:: Exercise objective ::
Each line that holds the word "Below" is to be identified and copied.

Stored entries
§

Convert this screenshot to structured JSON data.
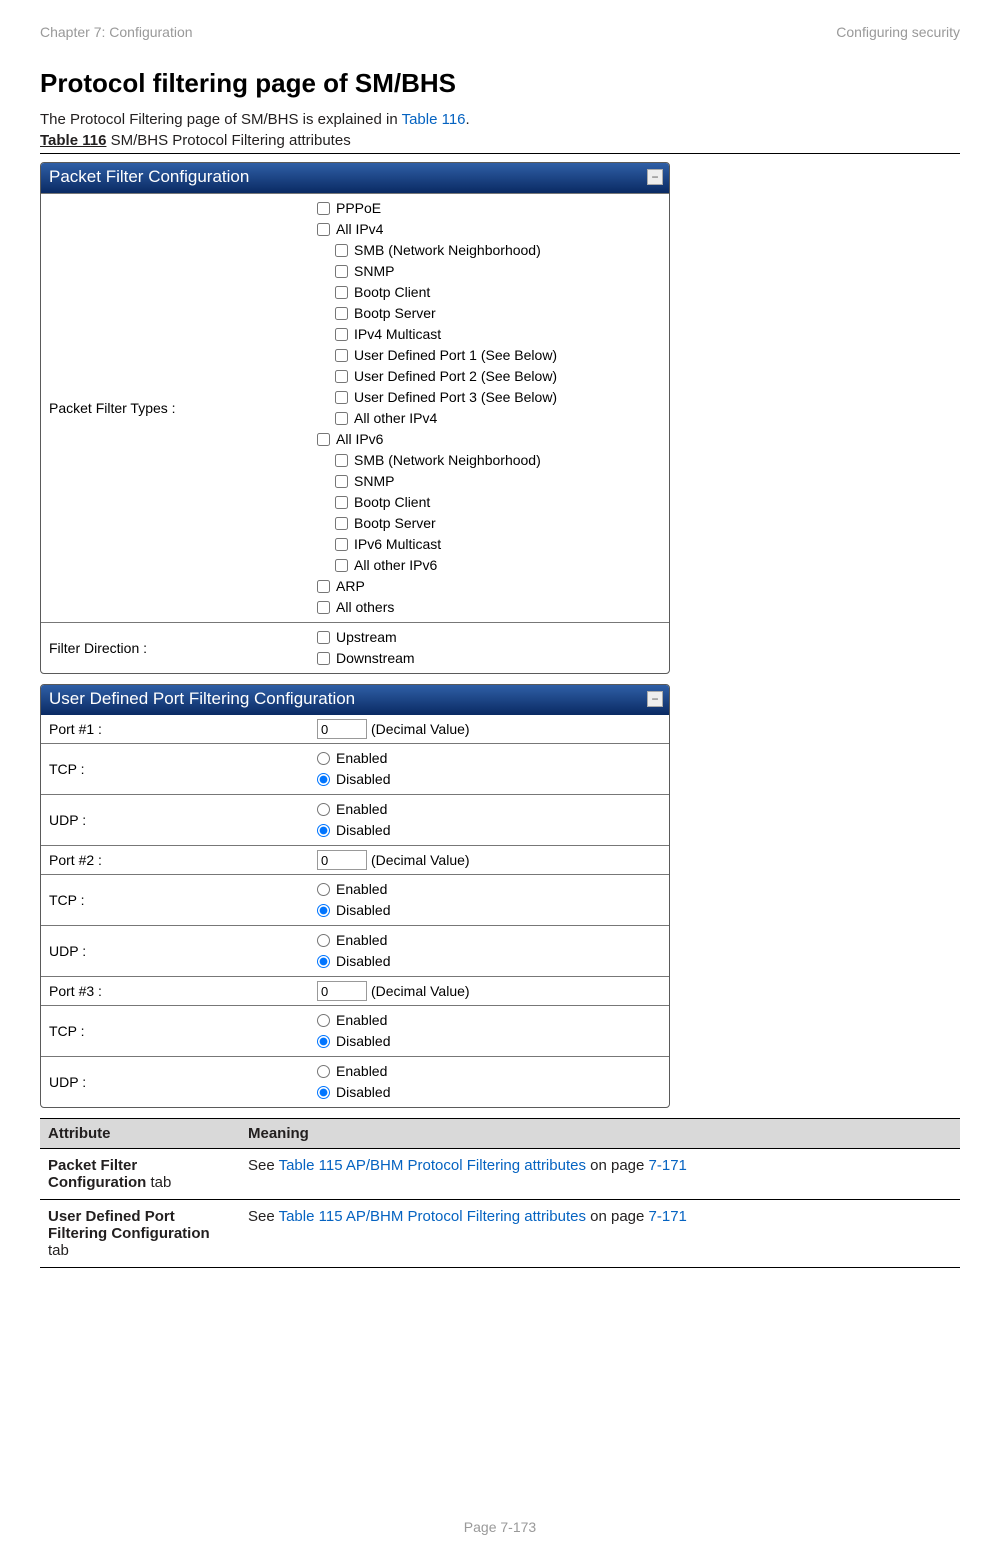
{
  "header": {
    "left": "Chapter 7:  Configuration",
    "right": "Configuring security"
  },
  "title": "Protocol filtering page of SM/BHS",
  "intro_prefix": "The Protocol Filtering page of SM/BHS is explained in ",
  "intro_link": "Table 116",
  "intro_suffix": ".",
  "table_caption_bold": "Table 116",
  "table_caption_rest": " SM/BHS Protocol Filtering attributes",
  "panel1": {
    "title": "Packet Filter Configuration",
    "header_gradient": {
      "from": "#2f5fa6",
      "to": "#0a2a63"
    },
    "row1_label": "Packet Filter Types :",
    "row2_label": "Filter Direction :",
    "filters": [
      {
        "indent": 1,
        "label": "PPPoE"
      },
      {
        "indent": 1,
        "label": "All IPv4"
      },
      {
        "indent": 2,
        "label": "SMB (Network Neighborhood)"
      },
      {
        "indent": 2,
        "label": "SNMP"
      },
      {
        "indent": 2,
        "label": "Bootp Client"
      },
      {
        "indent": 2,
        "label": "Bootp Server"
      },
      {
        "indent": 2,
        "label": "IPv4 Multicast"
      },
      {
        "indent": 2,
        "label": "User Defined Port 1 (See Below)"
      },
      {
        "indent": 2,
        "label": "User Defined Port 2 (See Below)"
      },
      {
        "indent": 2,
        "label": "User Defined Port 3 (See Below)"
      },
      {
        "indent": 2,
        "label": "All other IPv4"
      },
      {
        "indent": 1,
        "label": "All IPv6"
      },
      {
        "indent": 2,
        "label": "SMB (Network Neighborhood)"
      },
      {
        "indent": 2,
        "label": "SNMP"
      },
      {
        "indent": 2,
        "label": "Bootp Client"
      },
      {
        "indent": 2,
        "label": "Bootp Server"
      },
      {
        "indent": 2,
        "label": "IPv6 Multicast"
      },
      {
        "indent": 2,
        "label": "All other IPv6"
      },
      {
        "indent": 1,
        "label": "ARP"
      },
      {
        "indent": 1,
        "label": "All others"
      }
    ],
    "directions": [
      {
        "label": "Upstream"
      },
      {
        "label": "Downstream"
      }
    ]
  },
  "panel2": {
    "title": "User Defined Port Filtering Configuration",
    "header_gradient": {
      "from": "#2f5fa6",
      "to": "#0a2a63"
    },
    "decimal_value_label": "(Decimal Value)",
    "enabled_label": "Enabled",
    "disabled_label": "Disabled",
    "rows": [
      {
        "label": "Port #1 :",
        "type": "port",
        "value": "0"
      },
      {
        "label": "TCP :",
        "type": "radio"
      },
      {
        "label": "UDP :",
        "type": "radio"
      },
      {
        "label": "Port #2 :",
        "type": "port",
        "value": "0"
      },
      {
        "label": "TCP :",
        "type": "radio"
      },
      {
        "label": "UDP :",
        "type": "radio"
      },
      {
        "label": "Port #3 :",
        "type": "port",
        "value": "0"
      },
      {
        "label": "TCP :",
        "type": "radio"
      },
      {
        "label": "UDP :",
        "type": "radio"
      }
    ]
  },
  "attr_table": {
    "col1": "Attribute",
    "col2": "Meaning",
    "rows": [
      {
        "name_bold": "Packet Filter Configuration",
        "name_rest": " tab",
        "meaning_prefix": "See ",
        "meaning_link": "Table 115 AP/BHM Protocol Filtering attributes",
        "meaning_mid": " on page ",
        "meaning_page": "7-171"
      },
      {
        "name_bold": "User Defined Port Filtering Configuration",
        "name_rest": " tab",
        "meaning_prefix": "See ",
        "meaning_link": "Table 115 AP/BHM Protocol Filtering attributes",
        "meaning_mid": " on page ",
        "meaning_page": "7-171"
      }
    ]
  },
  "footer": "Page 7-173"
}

§

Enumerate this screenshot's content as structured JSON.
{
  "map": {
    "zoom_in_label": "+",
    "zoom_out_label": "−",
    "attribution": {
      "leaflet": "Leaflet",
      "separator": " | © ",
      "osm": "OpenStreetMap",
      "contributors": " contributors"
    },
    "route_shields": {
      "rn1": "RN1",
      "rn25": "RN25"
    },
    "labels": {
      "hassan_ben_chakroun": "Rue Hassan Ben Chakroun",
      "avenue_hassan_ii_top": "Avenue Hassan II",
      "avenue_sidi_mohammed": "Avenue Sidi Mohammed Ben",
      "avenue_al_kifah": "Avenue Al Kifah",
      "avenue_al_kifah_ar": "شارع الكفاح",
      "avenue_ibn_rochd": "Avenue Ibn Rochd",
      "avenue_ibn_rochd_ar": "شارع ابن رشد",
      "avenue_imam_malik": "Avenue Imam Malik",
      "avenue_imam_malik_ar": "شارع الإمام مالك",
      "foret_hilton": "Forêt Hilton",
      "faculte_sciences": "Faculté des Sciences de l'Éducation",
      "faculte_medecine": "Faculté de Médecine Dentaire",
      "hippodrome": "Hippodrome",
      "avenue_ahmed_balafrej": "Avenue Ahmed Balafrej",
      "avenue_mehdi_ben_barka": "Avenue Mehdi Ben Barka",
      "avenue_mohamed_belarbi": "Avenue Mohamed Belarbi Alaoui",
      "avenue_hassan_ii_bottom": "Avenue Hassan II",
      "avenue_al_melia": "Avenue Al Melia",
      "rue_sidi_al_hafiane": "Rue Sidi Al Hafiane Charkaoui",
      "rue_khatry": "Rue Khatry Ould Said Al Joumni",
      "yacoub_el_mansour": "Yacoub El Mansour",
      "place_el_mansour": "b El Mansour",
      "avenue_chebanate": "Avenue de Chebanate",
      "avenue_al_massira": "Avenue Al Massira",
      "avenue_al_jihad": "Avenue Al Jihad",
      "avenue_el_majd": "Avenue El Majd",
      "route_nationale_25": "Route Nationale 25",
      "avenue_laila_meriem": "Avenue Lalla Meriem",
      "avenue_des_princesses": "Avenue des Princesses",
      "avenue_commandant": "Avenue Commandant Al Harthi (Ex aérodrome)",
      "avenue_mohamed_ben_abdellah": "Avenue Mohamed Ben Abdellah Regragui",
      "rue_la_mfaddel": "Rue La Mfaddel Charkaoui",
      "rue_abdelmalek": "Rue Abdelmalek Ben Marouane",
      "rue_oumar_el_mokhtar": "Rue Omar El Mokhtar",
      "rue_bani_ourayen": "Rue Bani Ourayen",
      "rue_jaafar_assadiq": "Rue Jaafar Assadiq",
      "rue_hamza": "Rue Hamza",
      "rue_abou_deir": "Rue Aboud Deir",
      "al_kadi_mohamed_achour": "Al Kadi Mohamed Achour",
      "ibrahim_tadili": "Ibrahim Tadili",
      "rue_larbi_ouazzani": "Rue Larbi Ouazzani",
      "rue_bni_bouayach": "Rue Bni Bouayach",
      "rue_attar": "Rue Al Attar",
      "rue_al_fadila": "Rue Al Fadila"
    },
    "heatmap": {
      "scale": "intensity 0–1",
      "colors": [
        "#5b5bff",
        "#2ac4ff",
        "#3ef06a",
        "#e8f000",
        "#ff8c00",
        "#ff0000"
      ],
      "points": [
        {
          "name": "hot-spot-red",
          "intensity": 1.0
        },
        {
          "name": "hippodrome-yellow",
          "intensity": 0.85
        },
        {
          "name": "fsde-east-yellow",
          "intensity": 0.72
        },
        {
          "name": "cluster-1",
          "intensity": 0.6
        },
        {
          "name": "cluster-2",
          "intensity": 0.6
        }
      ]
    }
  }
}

§

:: Complete answer ::
        "label": "User Defined Port 1 (See Below)"
        "label": "User Defined Port 2 (See Below)"
        "label": "User Defined Port 3 (See Below)"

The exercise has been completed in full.